* GOAL:
Write out the entries below once more, exactly.

* RECORDED DATA:
^^^^^^^^^^^^^^^^
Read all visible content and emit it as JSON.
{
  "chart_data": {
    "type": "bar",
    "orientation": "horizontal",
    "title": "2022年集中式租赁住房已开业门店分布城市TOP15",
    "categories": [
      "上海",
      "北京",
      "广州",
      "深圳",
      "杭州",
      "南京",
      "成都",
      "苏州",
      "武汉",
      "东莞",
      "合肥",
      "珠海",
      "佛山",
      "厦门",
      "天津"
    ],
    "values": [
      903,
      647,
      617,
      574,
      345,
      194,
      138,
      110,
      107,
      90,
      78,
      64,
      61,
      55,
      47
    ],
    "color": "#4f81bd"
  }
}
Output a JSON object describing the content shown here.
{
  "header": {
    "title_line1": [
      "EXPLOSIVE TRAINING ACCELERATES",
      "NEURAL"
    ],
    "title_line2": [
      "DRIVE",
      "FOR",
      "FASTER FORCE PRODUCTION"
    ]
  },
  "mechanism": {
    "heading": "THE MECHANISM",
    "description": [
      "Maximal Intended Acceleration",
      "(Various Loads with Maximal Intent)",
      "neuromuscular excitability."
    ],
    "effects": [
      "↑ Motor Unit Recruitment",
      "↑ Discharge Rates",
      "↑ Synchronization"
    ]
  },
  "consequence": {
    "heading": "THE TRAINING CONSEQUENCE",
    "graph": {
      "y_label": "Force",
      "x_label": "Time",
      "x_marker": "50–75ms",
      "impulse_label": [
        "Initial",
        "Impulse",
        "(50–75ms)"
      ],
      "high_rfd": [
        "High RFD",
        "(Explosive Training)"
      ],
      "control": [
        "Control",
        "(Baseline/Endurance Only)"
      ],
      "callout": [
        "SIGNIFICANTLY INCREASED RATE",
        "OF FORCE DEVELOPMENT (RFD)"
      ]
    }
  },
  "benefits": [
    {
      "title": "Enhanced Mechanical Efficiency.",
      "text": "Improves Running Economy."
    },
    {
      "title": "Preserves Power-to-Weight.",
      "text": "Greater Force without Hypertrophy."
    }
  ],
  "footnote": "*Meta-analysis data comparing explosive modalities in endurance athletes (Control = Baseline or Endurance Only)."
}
^^^^^^^^^^^^^^^^
* RIGHT ANSWER:
Read all visible content and emit it as JSON.
{
  "chart_data": {
    "type": "bar",
    "orientation": "horizontal",
    "title": "2022年集中式租赁住房已开业门店分布城市TOP15",
    "categories": [
      "上海",
      "北京",
      "广州",
      "深圳",
      "杭州",
      "南京",
      "成都",
      "苏州",
      "武汉",
      "东莞",
      "合肥",
      "珠海",
      "佛山",
      "厦门",
      "天津"
    ],
    "values": [
      903,
      647,
      617,
      574,
      345,
      194,
      138,
      110,
      107,
      90,
      78,
      64,
      61,
      55,
      47
    ],
    "color": "#4f81bd"
  }
}
Output a JSON object describing the content shown here.
{
  "header": {
    "title_line1": [
      "EXPLOSIVE TRAINING ACCELERATES",
      "NEURAL"
    ],
    "title_line2": [
      "DRIVE",
      "FOR",
      "FASTER FORCE PRODUCTION"
    ]
  },
  "mechanism": {
    "heading": "THE MECHANISM",
    "description": [
      "Maximal Intended Acceleration",
      "(Various Loads with Maximal Intent)",
      "neuromuscular excitability."
    ],
    "effects": [
      "↑ Motor Unit Recruitment",
      "↑ Discharge Rates",
      "↑ Synchronization"
    ]
  },
  "consequence": {
    "heading": "THE TRAINING CONSEQUENCE",
    "graph": {
      "y_label": "Force",
      "x_label": "Time",
      "x_marker": "50–75ms",
      "impulse_label": [
        "Initial",
        "Impulse",
        "(50–75ms)"
      ],
      "high_rfd": [
        "High RFD",
        "(Explosive Training)"
      ],
      "control": [
        "Control",
        "(Baseline/Endurance Only)"
      ],
      "callout": [
        "SIGNIFICANTLY INCREASED RATE",
        "OF FORCE DEVELOPMENT (RFD)"
      ]
    }
  },
  "benefits": [
    {
      "title": "Enhanced Mechanical Efficiency.",
      "text": "Improves Running Economy."
    },
    {
      "title": "Preserves Power-to-Weight.",
      "text": "Greater Force without Hypertrophy."
    }
  ],
  "footnote": "*Meta-analysis data comparing explosive modalities in endurance athletes (Control = Baseline or Endurance Only)."
}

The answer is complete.